Task instructions:
Rewrite the rows below, switching every "data-point-ftir" to "ftir-point" and leaving everything else unchanged. Leave the pictures out.

Material to process:
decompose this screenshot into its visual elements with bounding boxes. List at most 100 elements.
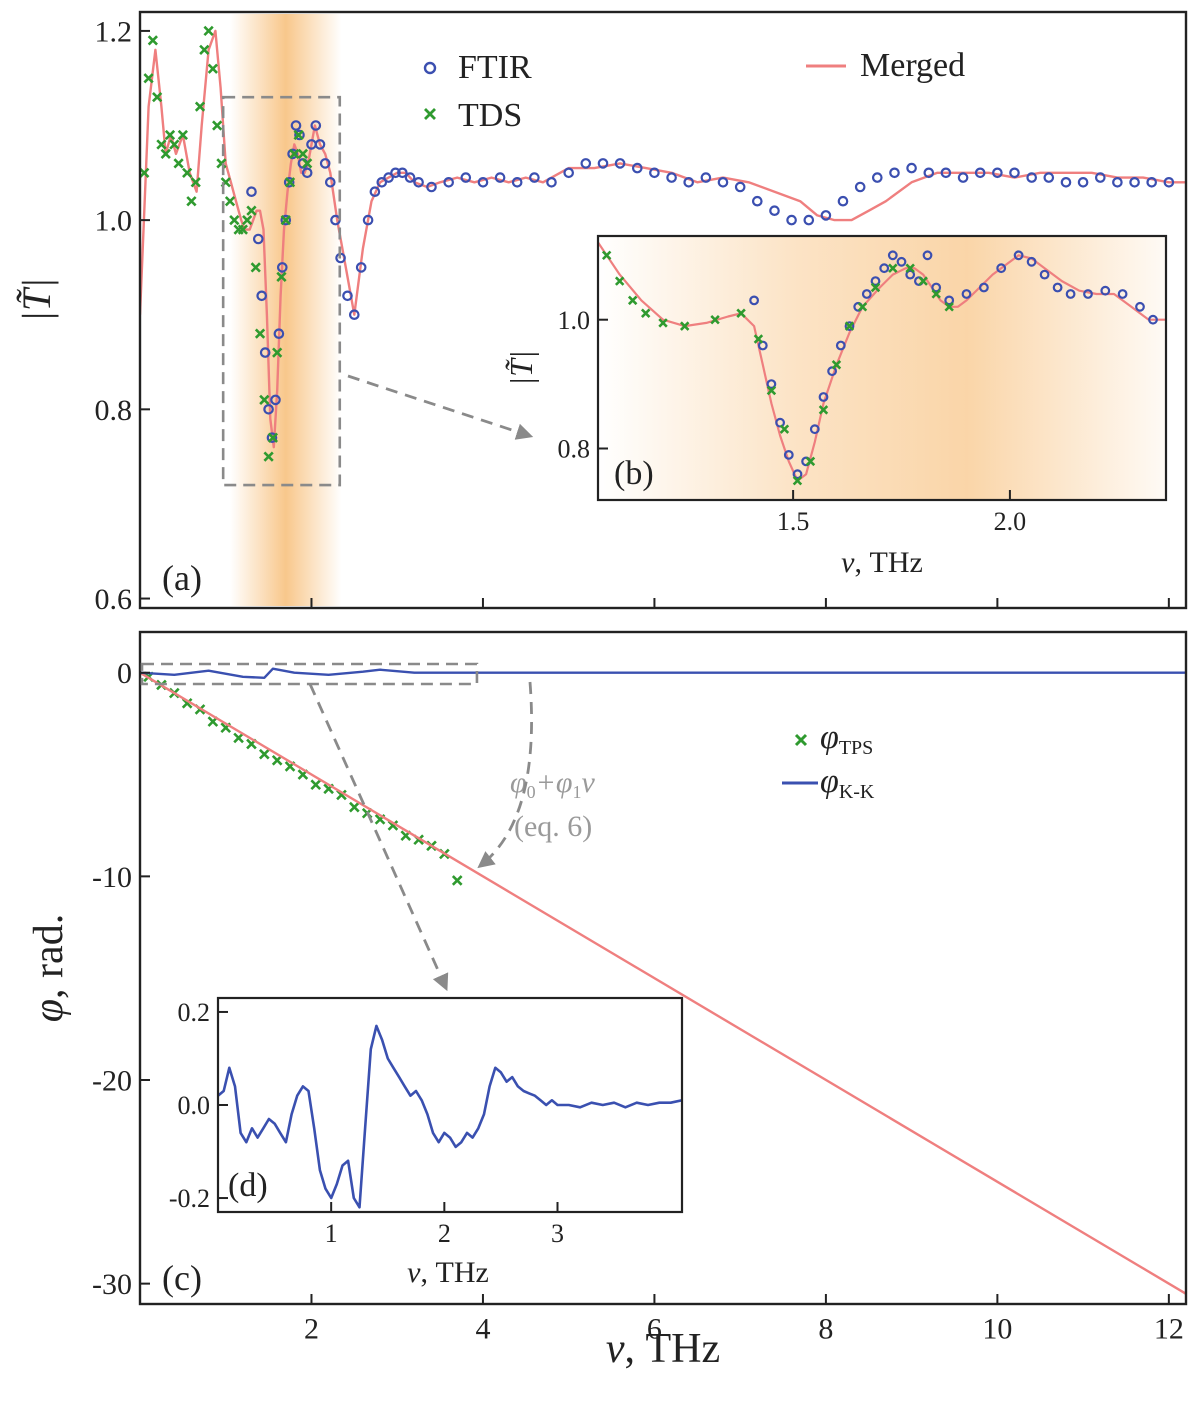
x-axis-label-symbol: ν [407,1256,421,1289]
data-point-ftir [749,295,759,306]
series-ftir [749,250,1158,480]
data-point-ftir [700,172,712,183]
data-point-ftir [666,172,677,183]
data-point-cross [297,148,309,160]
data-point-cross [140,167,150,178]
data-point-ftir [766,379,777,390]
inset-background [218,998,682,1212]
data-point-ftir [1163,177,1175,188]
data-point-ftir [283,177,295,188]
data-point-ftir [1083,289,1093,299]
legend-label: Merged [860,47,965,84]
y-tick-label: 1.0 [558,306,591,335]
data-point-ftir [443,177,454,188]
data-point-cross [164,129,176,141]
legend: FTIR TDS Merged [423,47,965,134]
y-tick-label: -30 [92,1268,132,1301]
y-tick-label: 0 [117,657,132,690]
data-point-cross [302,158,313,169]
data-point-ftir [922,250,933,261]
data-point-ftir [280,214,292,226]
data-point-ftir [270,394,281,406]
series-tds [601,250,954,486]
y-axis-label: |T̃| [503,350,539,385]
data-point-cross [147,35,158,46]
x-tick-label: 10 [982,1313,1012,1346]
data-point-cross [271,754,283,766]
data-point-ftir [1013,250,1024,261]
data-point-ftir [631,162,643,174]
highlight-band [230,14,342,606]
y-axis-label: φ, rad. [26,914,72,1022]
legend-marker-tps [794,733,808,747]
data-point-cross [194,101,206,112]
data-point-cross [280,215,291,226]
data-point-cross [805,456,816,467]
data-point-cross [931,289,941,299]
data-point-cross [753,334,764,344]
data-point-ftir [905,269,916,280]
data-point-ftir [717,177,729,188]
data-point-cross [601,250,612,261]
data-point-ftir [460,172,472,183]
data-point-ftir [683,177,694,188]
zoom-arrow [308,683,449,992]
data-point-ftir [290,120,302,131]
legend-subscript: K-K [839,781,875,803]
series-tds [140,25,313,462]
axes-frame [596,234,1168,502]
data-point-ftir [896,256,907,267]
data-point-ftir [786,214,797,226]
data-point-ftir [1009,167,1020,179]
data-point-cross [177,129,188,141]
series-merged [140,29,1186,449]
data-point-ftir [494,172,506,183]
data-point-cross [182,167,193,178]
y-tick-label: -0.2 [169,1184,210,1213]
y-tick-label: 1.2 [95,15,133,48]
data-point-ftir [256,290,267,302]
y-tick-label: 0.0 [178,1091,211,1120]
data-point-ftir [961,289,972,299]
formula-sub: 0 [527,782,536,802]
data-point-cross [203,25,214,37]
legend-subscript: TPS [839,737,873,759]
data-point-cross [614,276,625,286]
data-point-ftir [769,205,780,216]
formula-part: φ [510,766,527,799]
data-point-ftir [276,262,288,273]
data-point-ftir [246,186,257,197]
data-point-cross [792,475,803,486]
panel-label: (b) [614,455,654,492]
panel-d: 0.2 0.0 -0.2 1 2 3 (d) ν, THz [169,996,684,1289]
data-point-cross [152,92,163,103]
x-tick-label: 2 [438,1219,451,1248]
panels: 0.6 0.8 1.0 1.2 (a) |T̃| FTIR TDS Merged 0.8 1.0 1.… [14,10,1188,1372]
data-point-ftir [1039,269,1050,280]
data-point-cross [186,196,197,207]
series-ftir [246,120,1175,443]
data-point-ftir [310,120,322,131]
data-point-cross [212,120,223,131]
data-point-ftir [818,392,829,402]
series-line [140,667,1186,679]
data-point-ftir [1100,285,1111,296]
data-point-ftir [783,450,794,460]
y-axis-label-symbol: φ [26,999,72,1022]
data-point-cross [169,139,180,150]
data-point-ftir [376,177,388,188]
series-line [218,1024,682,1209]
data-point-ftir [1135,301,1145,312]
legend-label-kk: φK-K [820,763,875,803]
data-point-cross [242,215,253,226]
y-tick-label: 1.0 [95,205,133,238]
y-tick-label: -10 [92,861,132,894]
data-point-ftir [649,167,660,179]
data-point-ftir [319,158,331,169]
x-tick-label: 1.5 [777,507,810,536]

Written solution:
decompose this screenshot into its visual elements with bounding boxes. List at most 100 elements.
x-axis-label-symbol: ν [407,1256,421,1289]
ftir-point [749,295,759,306]
series-ftir [749,250,1158,480]
ftir-point [700,172,712,183]
ftir-point [666,172,677,183]
data-point-cross [297,148,309,160]
data-point-cross [140,167,150,178]
ftir-point [766,379,777,390]
inset-background [218,998,682,1212]
ftir-point [1163,177,1175,188]
ftir-point [283,177,295,188]
ftir-point [1083,289,1093,299]
legend-label: Merged [860,47,965,84]
y-tick-label: 1.0 [558,306,591,335]
ftir-point [443,177,454,188]
data-point-cross [164,129,176,141]
legend: FTIR TDS Merged [423,47,965,134]
y-tick-label: -30 [92,1268,132,1301]
y-tick-label: 0 [117,657,132,690]
data-point-cross [302,158,313,169]
ftir-point [922,250,933,261]
ftir-point [280,214,292,226]
ftir-point [270,394,281,406]
series-tds [601,250,954,486]
y-axis-label: |T̃| [503,350,539,385]
data-point-cross [147,35,158,46]
x-tick-label: 10 [982,1313,1012,1346]
data-point-cross [271,754,283,766]
ftir-point [1013,250,1024,261]
ftir-point [631,162,643,174]
highlight-band [230,14,342,606]
y-axis-label: φ, rad. [26,914,72,1022]
legend-marker-tps [794,733,808,747]
data-point-cross [194,101,206,112]
data-point-cross [280,215,291,226]
data-point-cross [805,456,816,467]
data-point-cross [931,289,941,299]
data-point-cross [753,334,764,344]
ftir-point [905,269,916,280]
ftir-point [717,177,729,188]
data-point-cross [601,250,612,261]
ftir-point [460,172,472,183]
ftir-point [683,177,694,188]
zoom-arrow [308,683,449,992]
ftir-point [290,120,302,131]
legend-subscript: K-K [839,781,875,803]
series-tds [140,25,313,462]
axes-frame [596,234,1168,502]
ftir-point [896,256,907,267]
ftir-point [786,214,797,226]
ftir-point [1009,167,1020,179]
data-point-cross [177,129,188,141]
series-merged [140,29,1186,449]
ftir-point [494,172,506,183]
data-point-cross [182,167,193,178]
y-tick-label: -0.2 [169,1184,210,1213]
y-tick-label: 1.2 [95,15,133,48]
ftir-point [256,290,267,302]
y-tick-label: 0.0 [178,1091,211,1120]
ftir-point [961,289,972,299]
formula-sub: 0 [527,782,536,802]
data-point-cross [203,25,214,37]
legend-subscript: TPS [839,737,873,759]
data-point-cross [614,276,625,286]
ftir-point [769,205,780,216]
formula-part: φ [510,766,527,799]
ftir-point [276,262,288,273]
ftir-point [246,186,257,197]
data-point-cross [792,475,803,486]
panel-label: (b) [614,455,654,492]
panel-d: 0.2 0.0 -0.2 1 2 3 (d) ν, THz [169,996,684,1289]
data-point-cross [152,92,163,103]
x-tick-label: 2 [438,1219,451,1248]
panels: 0.6 0.8 1.0 1.2 (a) |T̃| FTIR TDS Merged 0.8 1.0 1.… [14,10,1188,1372]
ftir-point [1039,269,1050,280]
data-point-cross [186,196,197,207]
series-ftir [246,120,1175,443]
ftir-point [310,120,322,131]
data-point-cross [212,120,223,131]
ftir-point [818,392,829,402]
series-line [140,667,1186,679]
ftir-point [1100,285,1111,296]
ftir-point [783,450,794,460]
y-axis-label-symbol: φ [26,999,72,1022]
data-point-cross [169,139,180,150]
ftir-point [376,177,388,188]
series-line [218,1024,682,1209]
ftir-point [1135,301,1145,312]
legend-label-kk: φK-K [820,763,875,803]
data-point-cross [242,215,253,226]
y-tick-label: 1.0 [95,205,133,238]
y-tick-label: -10 [92,861,132,894]
ftir-point [649,167,660,179]
ftir-point [319,158,331,169]
x-tick-label: 1.5 [777,507,810,536]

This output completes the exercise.